- TASK INSTRUCTIONS
Look through the entries below, please, and copy every line with the word "Nationalpark".
********************
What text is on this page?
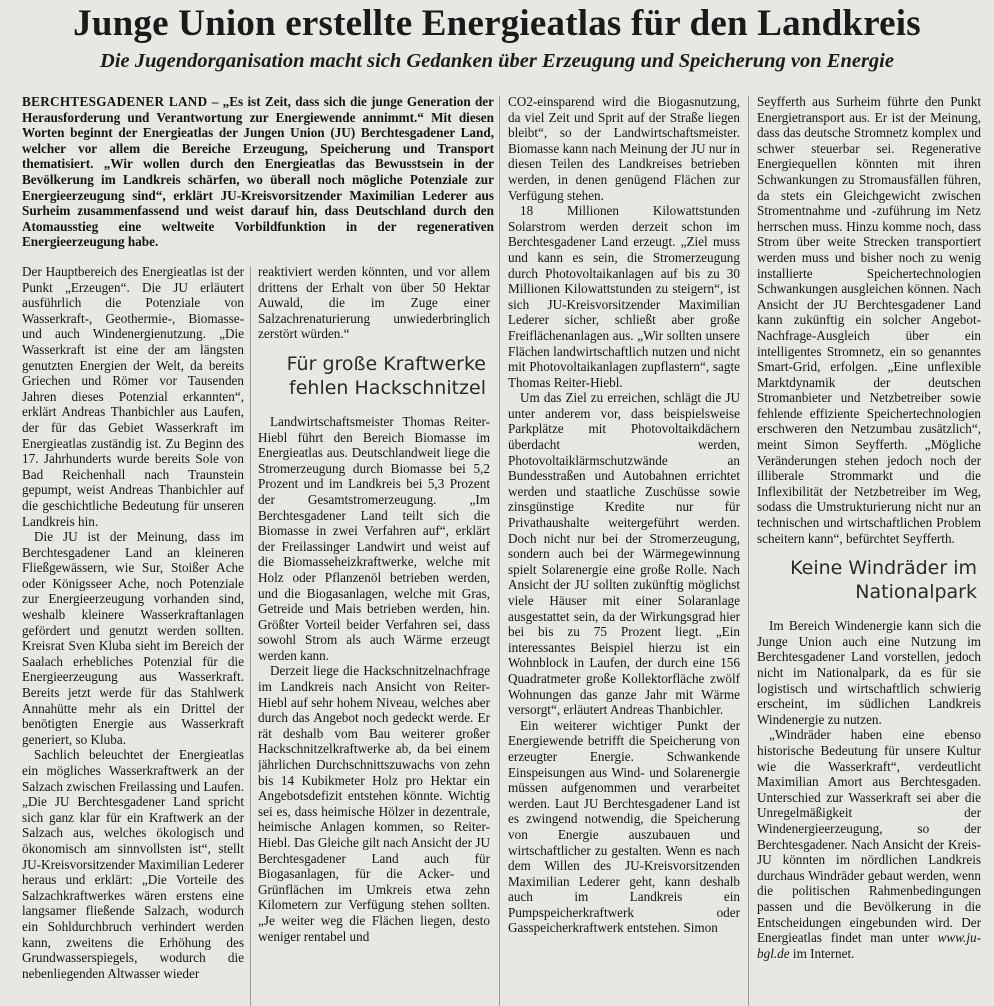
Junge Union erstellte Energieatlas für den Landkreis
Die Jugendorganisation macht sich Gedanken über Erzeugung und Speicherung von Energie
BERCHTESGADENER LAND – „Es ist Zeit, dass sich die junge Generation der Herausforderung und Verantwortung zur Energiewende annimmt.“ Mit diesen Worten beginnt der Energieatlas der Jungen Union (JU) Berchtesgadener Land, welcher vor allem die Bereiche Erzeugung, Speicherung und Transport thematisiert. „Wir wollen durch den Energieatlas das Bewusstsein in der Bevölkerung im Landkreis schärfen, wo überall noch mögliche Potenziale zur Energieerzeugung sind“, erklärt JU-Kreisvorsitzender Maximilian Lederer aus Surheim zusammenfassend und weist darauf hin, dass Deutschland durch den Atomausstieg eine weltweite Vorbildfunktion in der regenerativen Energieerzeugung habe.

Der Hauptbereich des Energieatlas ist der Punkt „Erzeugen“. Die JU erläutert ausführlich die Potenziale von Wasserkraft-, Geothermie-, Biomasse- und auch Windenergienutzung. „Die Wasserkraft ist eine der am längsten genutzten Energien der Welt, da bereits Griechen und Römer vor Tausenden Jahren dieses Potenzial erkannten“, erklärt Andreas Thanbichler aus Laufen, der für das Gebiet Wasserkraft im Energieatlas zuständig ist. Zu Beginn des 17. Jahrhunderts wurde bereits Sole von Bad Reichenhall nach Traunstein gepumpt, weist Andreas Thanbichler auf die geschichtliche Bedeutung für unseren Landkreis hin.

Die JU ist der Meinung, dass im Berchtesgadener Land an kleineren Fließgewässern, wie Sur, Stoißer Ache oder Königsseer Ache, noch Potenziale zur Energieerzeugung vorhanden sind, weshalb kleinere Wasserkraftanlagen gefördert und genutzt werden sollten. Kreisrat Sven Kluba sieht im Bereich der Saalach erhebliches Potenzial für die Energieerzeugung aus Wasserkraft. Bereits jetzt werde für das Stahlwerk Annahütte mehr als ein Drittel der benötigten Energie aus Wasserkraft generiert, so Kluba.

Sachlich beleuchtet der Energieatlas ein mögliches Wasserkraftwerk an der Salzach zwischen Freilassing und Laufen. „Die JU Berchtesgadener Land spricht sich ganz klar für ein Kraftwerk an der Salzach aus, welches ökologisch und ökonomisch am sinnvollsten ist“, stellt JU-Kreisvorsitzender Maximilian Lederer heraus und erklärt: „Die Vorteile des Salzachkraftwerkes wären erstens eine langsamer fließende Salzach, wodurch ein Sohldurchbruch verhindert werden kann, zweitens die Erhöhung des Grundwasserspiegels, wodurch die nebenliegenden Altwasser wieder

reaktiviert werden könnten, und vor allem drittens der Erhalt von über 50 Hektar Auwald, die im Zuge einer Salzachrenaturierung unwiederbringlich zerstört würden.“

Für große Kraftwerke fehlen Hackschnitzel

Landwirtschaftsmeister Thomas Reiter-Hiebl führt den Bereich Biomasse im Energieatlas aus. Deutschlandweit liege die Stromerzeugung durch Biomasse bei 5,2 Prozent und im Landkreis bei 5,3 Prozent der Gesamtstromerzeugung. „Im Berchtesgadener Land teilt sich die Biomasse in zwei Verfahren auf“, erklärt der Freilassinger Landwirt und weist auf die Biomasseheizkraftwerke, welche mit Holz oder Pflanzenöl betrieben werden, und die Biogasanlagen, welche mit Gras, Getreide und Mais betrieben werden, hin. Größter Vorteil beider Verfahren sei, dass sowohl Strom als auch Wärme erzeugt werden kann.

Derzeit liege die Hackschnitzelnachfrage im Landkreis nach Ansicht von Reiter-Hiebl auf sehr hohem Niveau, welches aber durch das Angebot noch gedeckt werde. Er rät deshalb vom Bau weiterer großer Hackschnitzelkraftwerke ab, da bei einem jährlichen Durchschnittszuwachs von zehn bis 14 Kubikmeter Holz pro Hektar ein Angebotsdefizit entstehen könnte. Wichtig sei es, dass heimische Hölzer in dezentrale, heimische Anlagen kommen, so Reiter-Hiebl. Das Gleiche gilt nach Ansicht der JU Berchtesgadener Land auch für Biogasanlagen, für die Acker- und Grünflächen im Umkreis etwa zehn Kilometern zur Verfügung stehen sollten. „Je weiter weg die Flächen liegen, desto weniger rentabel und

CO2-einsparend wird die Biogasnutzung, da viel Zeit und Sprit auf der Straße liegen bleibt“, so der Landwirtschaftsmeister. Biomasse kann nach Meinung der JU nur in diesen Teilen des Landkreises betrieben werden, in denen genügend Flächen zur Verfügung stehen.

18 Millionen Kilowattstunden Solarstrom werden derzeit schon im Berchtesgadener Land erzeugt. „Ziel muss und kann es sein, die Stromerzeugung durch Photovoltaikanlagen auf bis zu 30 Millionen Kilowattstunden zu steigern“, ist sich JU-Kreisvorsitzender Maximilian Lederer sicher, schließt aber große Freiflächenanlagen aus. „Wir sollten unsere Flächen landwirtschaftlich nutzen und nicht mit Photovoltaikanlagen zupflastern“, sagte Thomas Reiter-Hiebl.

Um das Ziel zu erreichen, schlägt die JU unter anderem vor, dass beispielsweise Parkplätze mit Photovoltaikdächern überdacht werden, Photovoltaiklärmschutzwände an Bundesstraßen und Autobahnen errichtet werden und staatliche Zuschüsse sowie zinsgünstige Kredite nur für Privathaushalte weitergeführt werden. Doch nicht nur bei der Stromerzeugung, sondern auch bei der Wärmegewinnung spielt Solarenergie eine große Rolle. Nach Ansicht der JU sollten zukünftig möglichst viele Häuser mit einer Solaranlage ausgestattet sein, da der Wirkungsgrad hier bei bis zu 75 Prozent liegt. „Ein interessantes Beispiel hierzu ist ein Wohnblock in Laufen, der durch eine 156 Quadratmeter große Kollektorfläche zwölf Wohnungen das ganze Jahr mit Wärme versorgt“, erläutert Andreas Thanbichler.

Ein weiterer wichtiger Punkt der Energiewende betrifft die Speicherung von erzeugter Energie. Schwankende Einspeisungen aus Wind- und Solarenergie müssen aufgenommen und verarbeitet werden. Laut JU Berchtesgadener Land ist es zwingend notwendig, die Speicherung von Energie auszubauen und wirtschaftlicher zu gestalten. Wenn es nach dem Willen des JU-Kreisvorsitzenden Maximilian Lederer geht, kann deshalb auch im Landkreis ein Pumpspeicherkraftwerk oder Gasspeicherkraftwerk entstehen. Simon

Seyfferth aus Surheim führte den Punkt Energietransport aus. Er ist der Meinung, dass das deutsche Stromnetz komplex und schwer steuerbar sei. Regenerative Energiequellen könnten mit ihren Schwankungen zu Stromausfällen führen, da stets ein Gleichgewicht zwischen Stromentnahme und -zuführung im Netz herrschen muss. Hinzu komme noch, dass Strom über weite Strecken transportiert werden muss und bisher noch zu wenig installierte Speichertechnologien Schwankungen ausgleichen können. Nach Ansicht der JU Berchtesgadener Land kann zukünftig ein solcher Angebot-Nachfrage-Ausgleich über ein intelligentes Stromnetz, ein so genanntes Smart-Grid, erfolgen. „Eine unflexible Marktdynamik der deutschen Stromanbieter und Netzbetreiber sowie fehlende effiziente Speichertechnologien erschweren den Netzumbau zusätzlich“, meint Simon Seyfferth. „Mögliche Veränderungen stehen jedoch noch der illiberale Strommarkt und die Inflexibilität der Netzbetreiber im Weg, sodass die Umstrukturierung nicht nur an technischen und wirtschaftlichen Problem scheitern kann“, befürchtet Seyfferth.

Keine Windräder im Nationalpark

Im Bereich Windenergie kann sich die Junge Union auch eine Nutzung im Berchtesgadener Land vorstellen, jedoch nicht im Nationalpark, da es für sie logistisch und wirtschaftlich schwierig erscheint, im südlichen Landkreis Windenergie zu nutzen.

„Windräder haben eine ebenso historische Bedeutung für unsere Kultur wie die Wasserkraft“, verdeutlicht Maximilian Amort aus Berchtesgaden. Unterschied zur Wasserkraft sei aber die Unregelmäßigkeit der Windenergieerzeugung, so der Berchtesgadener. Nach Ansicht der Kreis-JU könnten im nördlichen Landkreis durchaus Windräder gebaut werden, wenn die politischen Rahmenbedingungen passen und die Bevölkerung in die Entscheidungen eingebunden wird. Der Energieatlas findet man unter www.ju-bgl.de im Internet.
********************
- FINISHED TASK
Keine Windräder im Nationalpark
Im Bereich Windenergie kann sich die Junge Union auch eine Nutzung im Berchtesgadener Land vorstellen, jedoch nicht im Nationalpark, da es für sie logistisch und wirtschaftlich schwierig erscheint, im südlichen Landkreis Windenergie zu nutzen.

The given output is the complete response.